__What is being asked__.
Filter the data below for the string "right" and copy each matching line.
◇ ◇ ◇ ◇ ◇ ◇ ◇
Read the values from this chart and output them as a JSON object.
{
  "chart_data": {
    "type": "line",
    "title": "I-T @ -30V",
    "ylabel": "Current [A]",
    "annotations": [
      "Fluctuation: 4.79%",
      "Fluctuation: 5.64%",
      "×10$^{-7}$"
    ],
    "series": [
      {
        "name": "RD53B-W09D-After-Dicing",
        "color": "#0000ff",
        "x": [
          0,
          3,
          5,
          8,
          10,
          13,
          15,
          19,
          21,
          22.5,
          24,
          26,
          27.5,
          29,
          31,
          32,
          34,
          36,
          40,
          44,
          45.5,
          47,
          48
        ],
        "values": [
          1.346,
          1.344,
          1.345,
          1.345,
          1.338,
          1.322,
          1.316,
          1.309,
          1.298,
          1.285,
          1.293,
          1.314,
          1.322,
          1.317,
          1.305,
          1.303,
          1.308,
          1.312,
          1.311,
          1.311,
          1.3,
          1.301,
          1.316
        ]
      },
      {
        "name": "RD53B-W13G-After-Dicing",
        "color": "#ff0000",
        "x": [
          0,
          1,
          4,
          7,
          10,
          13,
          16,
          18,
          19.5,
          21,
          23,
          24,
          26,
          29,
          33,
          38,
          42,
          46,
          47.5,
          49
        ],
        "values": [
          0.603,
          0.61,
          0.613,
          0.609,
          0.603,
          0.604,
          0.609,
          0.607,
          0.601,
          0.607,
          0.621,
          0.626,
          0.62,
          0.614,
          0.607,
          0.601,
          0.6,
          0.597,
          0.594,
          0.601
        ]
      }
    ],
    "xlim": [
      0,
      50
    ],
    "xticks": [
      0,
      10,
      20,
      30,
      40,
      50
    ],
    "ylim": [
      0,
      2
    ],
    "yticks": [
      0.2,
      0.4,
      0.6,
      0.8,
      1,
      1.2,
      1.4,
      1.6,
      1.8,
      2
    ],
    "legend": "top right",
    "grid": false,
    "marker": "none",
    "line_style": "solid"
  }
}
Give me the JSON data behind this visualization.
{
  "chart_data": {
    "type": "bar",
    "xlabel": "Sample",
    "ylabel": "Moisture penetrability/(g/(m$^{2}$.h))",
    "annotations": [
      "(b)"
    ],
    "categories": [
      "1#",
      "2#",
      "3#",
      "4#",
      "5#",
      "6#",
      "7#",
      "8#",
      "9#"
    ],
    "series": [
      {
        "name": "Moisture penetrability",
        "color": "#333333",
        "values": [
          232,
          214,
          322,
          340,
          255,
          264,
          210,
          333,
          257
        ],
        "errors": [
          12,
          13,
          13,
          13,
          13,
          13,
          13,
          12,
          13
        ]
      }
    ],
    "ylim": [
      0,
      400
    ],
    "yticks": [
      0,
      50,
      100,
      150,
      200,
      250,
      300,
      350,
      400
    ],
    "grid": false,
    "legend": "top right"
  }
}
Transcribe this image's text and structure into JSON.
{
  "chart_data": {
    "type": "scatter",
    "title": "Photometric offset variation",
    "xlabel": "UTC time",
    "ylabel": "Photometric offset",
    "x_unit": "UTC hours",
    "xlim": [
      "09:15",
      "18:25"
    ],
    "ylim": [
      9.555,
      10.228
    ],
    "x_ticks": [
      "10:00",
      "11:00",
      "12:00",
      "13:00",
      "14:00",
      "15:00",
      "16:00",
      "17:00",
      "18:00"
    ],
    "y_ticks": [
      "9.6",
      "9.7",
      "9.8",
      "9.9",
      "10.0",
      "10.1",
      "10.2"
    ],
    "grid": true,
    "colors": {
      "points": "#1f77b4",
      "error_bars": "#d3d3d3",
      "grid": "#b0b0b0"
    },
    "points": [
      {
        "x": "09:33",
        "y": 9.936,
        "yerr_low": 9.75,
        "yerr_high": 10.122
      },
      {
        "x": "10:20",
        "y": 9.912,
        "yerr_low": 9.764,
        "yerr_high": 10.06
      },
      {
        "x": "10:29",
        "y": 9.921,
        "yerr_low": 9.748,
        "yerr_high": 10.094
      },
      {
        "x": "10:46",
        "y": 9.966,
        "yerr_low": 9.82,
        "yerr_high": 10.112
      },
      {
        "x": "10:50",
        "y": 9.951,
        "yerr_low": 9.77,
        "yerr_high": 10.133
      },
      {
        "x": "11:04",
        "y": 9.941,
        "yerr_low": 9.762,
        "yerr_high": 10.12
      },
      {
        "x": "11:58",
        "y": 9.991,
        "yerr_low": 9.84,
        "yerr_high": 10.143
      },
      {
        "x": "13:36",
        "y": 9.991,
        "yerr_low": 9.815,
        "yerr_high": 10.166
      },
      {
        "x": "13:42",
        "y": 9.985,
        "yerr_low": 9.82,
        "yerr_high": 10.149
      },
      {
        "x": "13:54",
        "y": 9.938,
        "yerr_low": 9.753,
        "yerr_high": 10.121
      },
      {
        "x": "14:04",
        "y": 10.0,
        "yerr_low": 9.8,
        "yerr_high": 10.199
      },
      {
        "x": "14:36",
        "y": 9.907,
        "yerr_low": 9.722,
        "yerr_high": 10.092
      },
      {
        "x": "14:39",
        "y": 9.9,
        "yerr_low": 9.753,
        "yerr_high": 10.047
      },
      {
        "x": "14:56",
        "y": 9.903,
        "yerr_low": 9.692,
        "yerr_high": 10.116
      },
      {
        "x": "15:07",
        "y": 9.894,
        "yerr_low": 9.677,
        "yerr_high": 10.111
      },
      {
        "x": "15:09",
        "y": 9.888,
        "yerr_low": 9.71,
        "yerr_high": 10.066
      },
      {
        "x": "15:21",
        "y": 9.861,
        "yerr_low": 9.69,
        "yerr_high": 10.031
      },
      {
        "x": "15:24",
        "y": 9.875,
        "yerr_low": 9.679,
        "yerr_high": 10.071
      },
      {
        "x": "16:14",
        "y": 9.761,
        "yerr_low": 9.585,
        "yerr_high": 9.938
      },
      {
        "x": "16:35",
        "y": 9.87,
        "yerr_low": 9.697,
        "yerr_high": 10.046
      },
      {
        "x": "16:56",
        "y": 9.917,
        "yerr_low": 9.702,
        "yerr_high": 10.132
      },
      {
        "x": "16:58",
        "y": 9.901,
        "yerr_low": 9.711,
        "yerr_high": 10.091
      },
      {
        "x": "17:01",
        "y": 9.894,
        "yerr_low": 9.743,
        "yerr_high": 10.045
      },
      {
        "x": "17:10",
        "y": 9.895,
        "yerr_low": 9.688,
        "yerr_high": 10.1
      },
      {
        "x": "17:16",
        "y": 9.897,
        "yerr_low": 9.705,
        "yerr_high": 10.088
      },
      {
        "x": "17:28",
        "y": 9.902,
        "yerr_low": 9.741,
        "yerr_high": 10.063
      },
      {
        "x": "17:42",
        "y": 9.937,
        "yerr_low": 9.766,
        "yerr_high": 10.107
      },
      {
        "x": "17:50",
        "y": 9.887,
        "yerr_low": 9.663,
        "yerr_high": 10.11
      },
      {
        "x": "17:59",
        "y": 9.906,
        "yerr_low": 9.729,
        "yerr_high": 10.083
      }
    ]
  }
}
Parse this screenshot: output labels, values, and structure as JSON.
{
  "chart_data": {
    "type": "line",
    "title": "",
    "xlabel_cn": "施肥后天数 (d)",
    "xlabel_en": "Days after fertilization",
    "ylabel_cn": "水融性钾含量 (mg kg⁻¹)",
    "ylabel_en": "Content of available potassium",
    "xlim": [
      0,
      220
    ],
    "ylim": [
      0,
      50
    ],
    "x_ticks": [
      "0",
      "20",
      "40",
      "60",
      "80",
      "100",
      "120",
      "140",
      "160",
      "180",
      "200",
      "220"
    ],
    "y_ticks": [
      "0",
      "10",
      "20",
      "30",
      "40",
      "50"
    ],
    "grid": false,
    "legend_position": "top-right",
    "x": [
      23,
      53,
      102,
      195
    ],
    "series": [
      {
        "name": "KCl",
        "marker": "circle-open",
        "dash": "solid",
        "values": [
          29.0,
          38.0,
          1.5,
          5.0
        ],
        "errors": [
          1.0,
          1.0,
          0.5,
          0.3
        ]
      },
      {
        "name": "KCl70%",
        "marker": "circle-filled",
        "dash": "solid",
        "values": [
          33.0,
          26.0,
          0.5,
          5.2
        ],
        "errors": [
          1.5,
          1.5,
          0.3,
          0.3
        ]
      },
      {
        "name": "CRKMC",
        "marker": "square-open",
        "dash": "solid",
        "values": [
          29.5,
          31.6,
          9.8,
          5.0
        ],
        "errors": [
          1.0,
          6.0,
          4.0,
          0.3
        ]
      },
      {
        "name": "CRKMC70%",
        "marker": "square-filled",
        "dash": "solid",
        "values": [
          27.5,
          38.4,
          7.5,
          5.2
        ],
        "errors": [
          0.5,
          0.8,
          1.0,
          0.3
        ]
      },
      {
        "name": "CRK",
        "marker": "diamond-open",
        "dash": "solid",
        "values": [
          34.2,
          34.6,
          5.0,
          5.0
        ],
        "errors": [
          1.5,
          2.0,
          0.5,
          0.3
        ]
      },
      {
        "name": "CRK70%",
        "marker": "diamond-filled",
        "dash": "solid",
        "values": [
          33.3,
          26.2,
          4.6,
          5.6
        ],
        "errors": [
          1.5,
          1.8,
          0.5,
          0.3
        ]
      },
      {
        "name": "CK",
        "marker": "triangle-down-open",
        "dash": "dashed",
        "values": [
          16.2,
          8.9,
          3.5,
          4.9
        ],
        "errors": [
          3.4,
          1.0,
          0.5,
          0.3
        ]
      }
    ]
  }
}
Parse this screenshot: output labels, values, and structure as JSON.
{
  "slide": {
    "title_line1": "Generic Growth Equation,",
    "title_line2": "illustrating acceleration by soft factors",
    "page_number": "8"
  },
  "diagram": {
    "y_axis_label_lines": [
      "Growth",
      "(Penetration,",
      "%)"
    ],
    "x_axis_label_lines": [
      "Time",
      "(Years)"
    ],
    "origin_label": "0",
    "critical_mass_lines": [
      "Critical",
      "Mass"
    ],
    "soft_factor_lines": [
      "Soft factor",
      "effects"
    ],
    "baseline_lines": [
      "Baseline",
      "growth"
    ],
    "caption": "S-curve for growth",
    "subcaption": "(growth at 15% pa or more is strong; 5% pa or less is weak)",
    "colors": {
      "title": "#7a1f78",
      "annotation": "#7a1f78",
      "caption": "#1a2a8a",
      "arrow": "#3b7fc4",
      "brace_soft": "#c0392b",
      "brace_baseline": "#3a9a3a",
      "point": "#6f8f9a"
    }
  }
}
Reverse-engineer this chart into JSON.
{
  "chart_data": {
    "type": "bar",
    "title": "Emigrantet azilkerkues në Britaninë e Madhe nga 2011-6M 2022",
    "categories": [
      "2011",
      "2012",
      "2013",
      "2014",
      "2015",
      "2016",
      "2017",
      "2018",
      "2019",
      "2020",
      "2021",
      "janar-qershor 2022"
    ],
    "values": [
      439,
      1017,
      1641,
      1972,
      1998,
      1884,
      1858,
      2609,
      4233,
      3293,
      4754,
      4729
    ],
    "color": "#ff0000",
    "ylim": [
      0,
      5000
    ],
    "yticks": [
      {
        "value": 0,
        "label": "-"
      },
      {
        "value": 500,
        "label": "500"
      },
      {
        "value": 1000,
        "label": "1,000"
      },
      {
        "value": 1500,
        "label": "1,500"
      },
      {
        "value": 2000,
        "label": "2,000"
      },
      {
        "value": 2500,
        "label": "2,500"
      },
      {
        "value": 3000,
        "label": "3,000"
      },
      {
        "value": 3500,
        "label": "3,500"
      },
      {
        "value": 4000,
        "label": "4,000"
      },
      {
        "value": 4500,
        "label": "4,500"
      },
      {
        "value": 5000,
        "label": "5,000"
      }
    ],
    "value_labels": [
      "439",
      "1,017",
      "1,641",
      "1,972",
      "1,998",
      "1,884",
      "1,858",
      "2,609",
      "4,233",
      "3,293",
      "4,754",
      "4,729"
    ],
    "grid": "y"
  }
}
◇ ◇ ◇ ◇ ◇ ◇ ◇
__Reply__.
    "legend": "top right",
    "legend": "top right"
    "legend_position": "top-right",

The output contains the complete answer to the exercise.